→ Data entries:
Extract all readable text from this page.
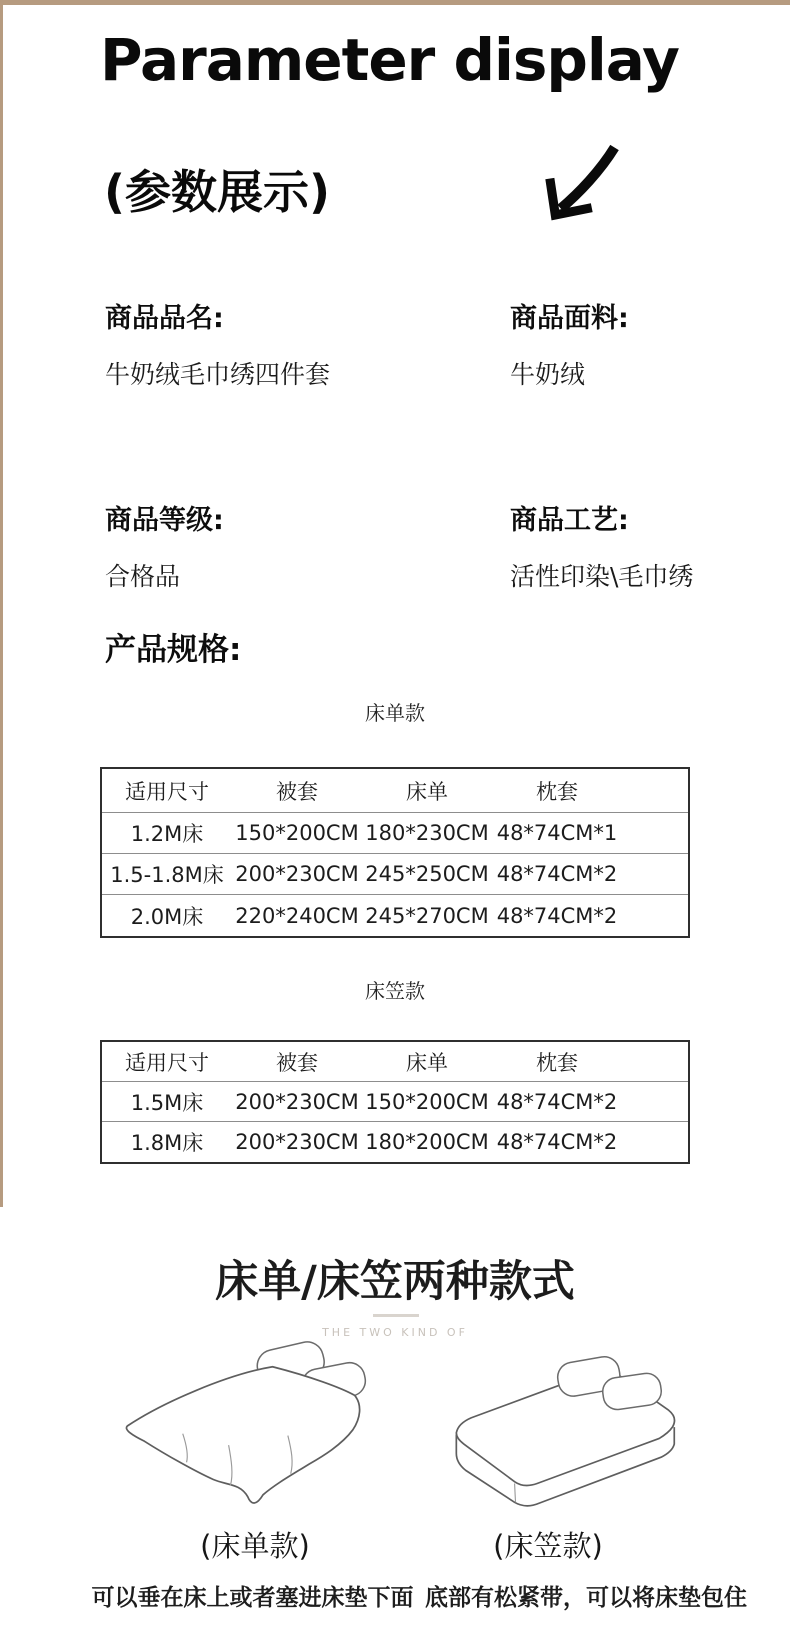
Parameter display
(参数展示)
商品品名:
牛奶绒毛巾绣四件套
商品面料:
牛奶绒
商品等级:
合格品
商品工艺:
活性印染\毛巾绣
产品规格:
床单款
适用尺寸	被套	床单	枕套
1.2M床	150*200CM 180*230CM 48*74CM*1
1.5-1.8M床 200*230CM 245*250CM 48*74CM*2
2.0M床	220*240CM 245*270CM 48*74CM*2
床笠款
适用尺寸	被套	床单	枕套
1.5M床	200*230CM 150*200CM 48*74CM*2
1.8M床	200*230CM 180*200CM 48*74CM*2
床单/床笠两种款式
THE TWO KIND OF
(床单款)	(床笠款)
可以垂在床上或者塞进床垫下面 底部有松紧带，可以将床垫包住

→ Written request: Would you return the data exactly as written, without the pictures?

→ Output of the task:
Extract all readable text from this page.
Parameter display
(参数展示)
商品品名:
牛奶绒毛巾绣四件套
商品面料:
牛奶绒
商品等级:
合格品
商品工艺:
活性印染\毛巾绣
产品规格:
床单款
适用尺寸	被套	床单	枕套
1.2M床	150*200CM 180*230CM 48*74CM*1
1.5-1.8M床 200*230CM 245*250CM 48*74CM*2
2.0M床	220*240CM 245*270CM 48*74CM*2
床笠款
适用尺寸	被套	床单	枕套
1.5M床	200*230CM 150*200CM 48*74CM*2
1.8M床	200*230CM 180*200CM 48*74CM*2
床单/床笠两种款式
THE TWO KIND OF
(床单款)	(床笠款)
可以垂在床上或者塞进床垫下面 底部有松紧带，可以将床垫包住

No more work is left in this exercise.